__Requirement__. Work out how many lines include "Children" and answer with that number only.

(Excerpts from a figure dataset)

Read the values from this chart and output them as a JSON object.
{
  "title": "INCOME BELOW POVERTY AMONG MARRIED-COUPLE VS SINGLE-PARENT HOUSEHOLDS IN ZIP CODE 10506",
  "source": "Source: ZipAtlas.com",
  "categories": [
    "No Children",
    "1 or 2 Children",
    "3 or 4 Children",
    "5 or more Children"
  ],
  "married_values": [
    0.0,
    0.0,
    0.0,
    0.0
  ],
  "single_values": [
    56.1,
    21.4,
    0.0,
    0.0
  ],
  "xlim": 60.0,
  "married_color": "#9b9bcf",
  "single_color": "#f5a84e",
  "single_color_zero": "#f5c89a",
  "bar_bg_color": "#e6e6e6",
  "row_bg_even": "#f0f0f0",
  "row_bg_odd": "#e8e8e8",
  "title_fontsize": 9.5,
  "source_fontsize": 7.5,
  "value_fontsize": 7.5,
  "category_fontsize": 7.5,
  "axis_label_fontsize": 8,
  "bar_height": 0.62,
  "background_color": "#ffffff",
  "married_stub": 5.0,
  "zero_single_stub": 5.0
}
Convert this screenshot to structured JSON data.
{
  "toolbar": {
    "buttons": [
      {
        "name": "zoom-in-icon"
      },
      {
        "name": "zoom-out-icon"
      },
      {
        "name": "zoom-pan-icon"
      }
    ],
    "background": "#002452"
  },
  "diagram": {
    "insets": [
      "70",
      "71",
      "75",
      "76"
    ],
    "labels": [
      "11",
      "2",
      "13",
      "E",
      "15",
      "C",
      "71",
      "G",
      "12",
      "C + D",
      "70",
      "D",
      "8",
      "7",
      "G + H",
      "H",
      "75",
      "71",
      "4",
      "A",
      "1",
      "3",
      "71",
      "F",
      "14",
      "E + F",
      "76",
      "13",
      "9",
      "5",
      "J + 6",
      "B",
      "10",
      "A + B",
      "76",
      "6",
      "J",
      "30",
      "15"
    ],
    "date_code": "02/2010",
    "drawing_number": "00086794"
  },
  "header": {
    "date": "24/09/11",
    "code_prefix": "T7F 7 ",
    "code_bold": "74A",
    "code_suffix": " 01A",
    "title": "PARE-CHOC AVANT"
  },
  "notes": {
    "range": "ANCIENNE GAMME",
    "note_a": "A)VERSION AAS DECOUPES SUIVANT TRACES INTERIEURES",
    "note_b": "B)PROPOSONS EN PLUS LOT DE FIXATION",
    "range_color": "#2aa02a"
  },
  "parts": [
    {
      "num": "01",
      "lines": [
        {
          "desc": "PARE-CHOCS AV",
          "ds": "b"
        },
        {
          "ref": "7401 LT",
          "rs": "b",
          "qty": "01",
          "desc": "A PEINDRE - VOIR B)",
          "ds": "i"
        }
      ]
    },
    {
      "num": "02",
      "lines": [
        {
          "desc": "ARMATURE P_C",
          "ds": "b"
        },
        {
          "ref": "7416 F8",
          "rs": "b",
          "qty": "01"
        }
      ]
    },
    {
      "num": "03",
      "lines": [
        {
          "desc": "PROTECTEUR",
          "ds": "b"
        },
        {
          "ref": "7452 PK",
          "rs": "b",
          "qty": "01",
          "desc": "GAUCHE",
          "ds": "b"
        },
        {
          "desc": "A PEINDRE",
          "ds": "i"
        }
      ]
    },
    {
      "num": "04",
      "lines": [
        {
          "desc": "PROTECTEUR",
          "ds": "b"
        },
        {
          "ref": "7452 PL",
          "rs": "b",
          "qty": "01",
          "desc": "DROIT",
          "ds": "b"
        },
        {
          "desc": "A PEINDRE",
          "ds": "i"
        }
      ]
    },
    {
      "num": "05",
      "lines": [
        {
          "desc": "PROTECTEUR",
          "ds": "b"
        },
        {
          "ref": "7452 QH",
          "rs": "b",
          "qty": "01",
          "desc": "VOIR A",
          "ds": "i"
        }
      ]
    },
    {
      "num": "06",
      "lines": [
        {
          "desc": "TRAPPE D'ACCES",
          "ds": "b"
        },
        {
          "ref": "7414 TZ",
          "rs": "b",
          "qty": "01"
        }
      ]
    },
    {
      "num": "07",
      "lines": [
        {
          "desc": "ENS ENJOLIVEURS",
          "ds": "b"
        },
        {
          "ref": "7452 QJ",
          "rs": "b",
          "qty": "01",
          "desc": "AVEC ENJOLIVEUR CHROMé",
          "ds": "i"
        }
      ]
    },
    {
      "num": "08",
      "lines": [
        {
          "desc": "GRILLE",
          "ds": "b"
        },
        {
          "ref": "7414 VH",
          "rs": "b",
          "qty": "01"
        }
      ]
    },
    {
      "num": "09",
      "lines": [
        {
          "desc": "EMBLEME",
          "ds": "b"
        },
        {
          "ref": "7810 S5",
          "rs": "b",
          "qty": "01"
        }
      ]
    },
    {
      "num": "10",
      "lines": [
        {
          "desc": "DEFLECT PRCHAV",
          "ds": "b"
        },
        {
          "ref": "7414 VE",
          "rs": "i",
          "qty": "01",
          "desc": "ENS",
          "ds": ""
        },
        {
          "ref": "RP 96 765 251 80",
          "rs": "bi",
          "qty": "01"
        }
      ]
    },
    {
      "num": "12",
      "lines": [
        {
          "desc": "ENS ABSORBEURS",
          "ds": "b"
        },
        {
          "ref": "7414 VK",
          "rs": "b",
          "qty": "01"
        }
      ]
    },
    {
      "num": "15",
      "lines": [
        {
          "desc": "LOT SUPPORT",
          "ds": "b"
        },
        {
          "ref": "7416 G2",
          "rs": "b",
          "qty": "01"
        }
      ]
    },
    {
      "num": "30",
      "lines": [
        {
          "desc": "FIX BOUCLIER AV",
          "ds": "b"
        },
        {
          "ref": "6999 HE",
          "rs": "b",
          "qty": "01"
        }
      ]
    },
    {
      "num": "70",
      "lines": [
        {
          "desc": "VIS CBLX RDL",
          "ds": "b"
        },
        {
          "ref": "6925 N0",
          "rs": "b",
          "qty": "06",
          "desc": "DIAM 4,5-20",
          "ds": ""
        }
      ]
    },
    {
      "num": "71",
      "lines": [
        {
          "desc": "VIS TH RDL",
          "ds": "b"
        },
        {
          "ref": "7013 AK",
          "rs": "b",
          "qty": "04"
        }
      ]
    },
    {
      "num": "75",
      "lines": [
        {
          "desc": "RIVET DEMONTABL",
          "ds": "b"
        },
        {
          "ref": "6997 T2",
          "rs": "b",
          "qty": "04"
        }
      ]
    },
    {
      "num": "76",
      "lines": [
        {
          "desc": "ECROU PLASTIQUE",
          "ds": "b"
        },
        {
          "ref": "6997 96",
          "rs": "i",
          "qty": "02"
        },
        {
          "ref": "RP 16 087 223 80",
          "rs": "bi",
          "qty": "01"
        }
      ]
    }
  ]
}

__Response__. 4